**Your task:**
Reproduce each line from the records that holds "document".

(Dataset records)
--

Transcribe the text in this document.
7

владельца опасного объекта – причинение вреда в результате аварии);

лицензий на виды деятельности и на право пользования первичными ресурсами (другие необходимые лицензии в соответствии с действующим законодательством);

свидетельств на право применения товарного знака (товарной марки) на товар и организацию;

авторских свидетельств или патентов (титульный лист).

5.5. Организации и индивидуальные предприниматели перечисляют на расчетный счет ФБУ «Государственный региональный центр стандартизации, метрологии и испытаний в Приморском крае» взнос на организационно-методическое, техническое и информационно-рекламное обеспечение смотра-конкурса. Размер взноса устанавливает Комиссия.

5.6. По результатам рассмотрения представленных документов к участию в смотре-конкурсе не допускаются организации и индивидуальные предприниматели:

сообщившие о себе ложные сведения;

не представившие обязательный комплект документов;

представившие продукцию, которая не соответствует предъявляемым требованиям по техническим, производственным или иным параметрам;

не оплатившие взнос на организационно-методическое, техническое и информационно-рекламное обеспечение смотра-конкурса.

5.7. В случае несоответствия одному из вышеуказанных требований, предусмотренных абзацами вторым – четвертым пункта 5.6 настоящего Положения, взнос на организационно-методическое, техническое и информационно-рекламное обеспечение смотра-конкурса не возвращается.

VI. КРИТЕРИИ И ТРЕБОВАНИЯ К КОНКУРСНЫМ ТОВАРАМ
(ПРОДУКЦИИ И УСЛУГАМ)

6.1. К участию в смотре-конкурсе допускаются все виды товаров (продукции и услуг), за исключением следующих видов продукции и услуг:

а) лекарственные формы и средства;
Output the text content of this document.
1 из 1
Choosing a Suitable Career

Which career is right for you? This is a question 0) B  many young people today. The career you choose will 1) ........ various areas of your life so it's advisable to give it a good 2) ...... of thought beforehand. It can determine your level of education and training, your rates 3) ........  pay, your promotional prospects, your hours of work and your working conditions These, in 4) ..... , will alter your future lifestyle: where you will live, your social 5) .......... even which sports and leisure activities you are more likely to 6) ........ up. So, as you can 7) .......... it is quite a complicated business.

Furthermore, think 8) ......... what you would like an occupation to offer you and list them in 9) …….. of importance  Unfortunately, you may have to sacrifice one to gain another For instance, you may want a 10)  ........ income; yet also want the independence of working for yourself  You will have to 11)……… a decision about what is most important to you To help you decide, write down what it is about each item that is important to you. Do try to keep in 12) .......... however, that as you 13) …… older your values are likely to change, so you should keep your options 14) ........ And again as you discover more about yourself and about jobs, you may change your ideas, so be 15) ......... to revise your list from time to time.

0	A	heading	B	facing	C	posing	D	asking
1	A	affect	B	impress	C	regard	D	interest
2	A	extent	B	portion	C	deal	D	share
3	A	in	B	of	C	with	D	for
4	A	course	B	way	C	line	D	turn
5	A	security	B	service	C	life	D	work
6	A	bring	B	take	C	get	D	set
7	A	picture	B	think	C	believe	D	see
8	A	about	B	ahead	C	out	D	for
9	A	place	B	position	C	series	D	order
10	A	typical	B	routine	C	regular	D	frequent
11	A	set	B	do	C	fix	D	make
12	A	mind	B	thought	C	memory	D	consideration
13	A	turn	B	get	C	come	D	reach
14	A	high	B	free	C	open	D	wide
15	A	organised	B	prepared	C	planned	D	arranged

--

**Solution for this exercise:**
Transcribe the text in this document.
Output the text content of this document.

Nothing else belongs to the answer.